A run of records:

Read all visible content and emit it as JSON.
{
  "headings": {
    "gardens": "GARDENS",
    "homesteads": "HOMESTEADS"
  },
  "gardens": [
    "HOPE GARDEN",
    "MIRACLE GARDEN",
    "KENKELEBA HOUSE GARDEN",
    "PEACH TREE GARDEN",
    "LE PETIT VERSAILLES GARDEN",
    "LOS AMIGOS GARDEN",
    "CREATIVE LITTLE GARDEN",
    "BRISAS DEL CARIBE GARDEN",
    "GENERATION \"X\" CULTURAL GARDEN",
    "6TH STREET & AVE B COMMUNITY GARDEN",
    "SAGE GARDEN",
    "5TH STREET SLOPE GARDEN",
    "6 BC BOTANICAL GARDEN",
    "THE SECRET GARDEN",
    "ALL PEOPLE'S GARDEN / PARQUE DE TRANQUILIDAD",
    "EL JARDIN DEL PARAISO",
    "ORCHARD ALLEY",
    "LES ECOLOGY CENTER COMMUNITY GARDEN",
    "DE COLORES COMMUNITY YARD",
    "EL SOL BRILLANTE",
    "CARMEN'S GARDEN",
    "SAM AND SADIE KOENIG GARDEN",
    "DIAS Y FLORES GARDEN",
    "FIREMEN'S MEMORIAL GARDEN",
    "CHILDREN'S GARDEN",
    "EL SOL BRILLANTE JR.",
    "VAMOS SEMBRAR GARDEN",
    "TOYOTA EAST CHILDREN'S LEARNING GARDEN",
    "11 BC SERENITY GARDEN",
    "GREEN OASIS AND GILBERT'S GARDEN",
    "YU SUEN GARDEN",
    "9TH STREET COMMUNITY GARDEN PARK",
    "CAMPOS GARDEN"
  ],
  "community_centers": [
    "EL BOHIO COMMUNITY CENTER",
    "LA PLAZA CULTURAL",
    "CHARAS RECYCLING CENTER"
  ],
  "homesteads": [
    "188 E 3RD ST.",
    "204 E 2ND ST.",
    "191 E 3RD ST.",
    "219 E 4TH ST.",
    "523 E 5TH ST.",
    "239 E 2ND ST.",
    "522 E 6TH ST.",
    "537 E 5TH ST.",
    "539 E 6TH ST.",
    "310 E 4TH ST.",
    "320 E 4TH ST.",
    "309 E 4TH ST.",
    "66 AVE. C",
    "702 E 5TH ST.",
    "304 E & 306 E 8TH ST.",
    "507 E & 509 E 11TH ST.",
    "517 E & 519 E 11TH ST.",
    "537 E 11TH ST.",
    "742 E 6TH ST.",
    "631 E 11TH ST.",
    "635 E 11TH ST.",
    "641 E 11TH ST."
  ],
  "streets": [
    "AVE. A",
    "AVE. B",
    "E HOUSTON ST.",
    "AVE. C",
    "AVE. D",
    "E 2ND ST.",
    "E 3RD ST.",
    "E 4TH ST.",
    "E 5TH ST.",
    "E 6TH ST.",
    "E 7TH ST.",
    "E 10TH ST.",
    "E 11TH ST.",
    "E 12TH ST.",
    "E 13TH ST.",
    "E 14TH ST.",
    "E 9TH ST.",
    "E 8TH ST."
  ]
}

_SHORT PROBLEM_
Your task is to repeat every line exactly.

_SOLUTION FOR THIS EXERCISE_
Read all visible content and emit it as JSON.
{
  "headings": {
    "gardens": "GARDENS",
    "homesteads": "HOMESTEADS"
  },
  "gardens": [
    "HOPE GARDEN",
    "MIRACLE GARDEN",
    "KENKELEBA HOUSE GARDEN",
    "PEACH TREE GARDEN",
    "LE PETIT VERSAILLES GARDEN",
    "LOS AMIGOS GARDEN",
    "CREATIVE LITTLE GARDEN",
    "BRISAS DEL CARIBE GARDEN",
    "GENERATION \"X\" CULTURAL GARDEN",
    "6TH STREET & AVE B COMMUNITY GARDEN",
    "SAGE GARDEN",
    "5TH STREET SLOPE GARDEN",
    "6 BC BOTANICAL GARDEN",
    "THE SECRET GARDEN",
    "ALL PEOPLE'S GARDEN / PARQUE DE TRANQUILIDAD",
    "EL JARDIN DEL PARAISO",
    "ORCHARD ALLEY",
    "LES ECOLOGY CENTER COMMUNITY GARDEN",
    "DE COLORES COMMUNITY YARD",
    "EL SOL BRILLANTE",
    "CARMEN'S GARDEN",
    "SAM AND SADIE KOENIG GARDEN",
    "DIAS Y FLORES GARDEN",
    "FIREMEN'S MEMORIAL GARDEN",
    "CHILDREN'S GARDEN",
    "EL SOL BRILLANTE JR.",
    "VAMOS SEMBRAR GARDEN",
    "TOYOTA EAST CHILDREN'S LEARNING GARDEN",
    "11 BC SERENITY GARDEN",
    "GREEN OASIS AND GILBERT'S GARDEN",
    "YU SUEN GARDEN",
    "9TH STREET COMMUNITY GARDEN PARK",
    "CAMPOS GARDEN"
  ],
  "community_centers": [
    "EL BOHIO COMMUNITY CENTER",
    "LA PLAZA CULTURAL",
    "CHARAS RECYCLING CENTER"
  ],
  "homesteads": [
    "188 E 3RD ST.",
    "204 E 2ND ST.",
    "191 E 3RD ST.",
    "219 E 4TH ST.",
    "523 E 5TH ST.",
    "239 E 2ND ST.",
    "522 E 6TH ST.",
    "537 E 5TH ST.",
    "539 E 6TH ST.",
    "310 E 4TH ST.",
    "320 E 4TH ST.",
    "309 E 4TH ST.",
    "66 AVE. C",
    "702 E 5TH ST.",
    "304 E & 306 E 8TH ST.",
    "507 E & 509 E 11TH ST.",
    "517 E & 519 E 11TH ST.",
    "537 E 11TH ST.",
    "742 E 6TH ST.",
    "631 E 11TH ST.",
    "635 E 11TH ST.",
    "641 E 11TH ST."
  ],
  "streets": [
    "AVE. A",
    "AVE. B",
    "E HOUSTON ST.",
    "AVE. C",
    "AVE. D",
    "E 2ND ST.",
    "E 3RD ST.",
    "E 4TH ST.",
    "E 5TH ST.",
    "E 6TH ST.",
    "E 7TH ST.",
    "E 10TH ST.",
    "E 11TH ST.",
    "E 12TH ST.",
    "E 13TH ST.",
    "E 14TH ST.",
    "E 9TH ST.",
    "E 8TH ST."
  ]
}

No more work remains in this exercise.